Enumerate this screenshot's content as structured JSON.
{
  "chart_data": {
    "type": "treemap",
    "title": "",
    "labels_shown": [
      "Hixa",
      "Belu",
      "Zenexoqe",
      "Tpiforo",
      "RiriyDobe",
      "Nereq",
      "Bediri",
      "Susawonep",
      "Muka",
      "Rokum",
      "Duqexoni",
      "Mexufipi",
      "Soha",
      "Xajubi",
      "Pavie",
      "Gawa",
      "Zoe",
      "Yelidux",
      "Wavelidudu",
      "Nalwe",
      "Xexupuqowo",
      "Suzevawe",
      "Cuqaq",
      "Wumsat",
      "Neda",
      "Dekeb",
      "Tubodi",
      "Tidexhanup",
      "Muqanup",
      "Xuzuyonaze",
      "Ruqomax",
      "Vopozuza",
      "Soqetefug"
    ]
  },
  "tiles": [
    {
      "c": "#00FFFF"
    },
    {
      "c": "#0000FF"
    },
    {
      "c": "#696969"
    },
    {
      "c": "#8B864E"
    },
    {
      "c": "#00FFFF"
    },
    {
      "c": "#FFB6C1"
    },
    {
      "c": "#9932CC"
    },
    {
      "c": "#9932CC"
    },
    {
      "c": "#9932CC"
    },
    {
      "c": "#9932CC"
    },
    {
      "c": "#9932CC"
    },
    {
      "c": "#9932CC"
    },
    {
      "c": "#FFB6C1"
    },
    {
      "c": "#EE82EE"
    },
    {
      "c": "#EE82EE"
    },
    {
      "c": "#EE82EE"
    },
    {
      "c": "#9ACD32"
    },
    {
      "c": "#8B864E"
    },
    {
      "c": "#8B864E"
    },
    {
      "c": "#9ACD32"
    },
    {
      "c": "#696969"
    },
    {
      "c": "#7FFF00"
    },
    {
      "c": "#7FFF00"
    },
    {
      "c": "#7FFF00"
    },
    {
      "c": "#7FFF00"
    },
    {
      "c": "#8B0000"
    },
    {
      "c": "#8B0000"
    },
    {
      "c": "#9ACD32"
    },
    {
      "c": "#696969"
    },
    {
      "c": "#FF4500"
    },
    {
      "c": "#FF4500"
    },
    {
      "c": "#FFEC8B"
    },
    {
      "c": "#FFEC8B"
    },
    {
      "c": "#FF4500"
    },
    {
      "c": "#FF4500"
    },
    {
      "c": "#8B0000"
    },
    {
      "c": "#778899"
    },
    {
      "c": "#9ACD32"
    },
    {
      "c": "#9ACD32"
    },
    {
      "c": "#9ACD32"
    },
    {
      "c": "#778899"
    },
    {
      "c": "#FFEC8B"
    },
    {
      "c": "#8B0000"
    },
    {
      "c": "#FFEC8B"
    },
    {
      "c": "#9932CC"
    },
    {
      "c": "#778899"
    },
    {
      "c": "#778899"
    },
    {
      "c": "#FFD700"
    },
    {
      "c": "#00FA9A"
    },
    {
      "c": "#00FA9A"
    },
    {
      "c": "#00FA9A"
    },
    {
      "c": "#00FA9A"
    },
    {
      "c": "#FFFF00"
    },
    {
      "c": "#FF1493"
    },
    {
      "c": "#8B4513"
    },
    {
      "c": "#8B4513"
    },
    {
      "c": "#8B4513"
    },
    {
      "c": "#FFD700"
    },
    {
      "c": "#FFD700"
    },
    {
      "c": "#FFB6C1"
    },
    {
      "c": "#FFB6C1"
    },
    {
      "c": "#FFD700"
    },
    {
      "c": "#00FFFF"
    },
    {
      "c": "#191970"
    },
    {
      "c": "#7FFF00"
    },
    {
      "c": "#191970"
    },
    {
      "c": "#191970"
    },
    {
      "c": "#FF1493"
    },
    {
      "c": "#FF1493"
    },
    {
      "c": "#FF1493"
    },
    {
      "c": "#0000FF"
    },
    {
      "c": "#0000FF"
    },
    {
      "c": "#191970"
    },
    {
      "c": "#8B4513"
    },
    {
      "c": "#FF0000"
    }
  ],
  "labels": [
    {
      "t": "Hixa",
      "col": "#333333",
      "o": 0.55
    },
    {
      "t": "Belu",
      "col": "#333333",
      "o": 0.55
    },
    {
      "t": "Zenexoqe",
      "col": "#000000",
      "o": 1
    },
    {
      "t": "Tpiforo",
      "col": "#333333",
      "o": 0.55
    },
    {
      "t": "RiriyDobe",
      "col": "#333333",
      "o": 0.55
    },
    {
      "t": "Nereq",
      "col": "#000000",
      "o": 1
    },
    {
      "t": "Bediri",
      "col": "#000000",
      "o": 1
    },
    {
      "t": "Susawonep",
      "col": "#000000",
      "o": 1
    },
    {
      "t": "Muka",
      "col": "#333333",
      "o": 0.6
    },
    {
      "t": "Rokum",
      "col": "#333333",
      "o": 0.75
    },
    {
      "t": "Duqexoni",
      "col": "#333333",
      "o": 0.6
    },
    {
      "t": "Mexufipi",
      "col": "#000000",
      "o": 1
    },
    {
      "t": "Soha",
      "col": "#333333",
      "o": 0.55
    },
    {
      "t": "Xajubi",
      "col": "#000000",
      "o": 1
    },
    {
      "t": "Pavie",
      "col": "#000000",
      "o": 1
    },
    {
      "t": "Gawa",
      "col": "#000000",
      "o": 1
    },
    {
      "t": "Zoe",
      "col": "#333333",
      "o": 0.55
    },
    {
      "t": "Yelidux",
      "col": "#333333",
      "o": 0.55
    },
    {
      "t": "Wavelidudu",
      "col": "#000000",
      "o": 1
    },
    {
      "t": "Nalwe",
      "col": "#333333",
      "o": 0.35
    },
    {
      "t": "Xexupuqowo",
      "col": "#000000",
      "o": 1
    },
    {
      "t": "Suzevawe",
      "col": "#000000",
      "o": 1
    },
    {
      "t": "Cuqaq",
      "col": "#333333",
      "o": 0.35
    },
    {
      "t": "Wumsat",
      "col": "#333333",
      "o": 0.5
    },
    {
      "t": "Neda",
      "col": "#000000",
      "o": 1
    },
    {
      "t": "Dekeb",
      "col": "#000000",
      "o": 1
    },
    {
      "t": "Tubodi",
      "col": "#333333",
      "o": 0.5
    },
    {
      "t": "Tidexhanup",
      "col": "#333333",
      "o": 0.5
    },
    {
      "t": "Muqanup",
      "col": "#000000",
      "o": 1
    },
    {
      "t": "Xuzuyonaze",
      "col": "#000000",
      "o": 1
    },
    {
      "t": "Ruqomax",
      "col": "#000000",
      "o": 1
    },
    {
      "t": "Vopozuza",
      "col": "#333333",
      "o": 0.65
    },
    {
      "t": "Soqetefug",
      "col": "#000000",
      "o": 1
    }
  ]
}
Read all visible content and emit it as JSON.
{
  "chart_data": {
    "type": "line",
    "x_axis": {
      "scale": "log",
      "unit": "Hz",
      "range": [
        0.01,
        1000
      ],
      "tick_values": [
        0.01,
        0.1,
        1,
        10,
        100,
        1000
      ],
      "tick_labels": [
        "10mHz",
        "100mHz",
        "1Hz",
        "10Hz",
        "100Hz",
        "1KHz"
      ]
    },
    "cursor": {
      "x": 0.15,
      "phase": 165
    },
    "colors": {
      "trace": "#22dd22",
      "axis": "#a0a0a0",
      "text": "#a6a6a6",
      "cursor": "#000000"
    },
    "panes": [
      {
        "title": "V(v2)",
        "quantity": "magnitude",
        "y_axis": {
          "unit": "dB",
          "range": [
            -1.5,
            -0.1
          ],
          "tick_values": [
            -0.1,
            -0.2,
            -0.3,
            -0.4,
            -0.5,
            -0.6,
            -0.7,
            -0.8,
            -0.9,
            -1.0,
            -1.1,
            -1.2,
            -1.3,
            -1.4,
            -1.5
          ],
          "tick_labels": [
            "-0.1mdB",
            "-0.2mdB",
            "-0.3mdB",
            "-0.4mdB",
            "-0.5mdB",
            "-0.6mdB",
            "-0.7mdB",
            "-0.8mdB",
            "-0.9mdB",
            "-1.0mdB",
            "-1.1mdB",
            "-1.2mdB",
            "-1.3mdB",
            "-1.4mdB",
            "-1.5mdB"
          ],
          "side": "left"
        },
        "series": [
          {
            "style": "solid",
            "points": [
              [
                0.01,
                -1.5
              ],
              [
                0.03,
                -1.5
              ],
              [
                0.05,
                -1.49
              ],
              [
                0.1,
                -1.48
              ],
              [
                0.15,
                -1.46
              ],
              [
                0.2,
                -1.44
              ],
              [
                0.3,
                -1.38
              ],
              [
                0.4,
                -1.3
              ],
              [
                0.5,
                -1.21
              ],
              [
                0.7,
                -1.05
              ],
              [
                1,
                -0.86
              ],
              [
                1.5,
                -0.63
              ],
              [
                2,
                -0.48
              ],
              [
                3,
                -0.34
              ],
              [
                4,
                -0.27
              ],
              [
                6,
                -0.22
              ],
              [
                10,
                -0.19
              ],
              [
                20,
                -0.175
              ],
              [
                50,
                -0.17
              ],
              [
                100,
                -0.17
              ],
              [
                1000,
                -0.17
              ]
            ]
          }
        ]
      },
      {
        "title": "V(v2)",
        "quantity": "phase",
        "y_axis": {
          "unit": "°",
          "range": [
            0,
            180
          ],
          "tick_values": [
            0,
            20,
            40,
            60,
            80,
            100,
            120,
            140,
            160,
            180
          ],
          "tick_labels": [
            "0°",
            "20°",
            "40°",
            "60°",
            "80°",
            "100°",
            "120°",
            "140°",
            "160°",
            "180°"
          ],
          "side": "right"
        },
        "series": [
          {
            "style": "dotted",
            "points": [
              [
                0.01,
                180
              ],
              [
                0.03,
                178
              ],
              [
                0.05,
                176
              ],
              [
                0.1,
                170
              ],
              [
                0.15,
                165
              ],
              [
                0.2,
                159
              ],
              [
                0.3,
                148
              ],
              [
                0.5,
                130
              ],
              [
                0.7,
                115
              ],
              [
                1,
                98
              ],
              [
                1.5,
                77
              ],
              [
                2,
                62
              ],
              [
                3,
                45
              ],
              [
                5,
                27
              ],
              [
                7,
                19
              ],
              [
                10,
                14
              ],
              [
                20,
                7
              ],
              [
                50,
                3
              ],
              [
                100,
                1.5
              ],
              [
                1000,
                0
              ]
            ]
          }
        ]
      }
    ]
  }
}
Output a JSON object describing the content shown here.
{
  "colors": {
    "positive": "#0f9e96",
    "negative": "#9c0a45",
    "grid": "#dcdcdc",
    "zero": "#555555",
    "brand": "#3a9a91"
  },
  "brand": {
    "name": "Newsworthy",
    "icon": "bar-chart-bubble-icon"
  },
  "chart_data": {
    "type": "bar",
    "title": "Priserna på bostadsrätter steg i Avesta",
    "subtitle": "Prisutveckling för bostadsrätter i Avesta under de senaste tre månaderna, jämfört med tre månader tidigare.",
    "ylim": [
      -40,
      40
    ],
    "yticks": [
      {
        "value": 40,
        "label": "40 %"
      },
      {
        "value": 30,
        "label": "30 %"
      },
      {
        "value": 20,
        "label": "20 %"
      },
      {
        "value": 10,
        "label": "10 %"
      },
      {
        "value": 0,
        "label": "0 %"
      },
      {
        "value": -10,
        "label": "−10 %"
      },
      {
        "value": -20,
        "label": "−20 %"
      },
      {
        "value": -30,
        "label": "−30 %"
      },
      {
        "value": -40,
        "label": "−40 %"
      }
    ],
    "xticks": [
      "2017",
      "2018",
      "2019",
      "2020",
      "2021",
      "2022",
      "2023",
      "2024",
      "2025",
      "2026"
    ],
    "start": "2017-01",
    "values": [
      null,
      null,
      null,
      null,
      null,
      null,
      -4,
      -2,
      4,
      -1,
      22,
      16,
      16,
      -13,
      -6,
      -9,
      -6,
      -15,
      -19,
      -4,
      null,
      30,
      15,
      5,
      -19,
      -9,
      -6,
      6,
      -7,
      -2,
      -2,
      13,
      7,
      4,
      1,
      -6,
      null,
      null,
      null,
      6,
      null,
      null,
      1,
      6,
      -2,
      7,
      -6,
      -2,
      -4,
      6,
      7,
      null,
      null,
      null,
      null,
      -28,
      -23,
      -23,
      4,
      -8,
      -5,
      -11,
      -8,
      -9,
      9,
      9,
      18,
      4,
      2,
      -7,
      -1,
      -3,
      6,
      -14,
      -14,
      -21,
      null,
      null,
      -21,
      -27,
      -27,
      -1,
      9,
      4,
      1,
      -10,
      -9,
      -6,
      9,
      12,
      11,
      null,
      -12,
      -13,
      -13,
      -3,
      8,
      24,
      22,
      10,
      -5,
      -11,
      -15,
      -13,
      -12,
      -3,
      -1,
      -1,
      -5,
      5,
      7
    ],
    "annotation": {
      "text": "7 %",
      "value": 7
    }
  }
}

▶ Written instruction
Out of the preceding entries, pull every line containing the string "Avesta".

▶ Response to the exercise
    "title": "Priserna på bostadsrätter steg i Avesta",
    "subtitle": "Prisutveckling för bostadsrätter i Avesta under de senaste tre månaderna, jämfört med tre månader tidigare.",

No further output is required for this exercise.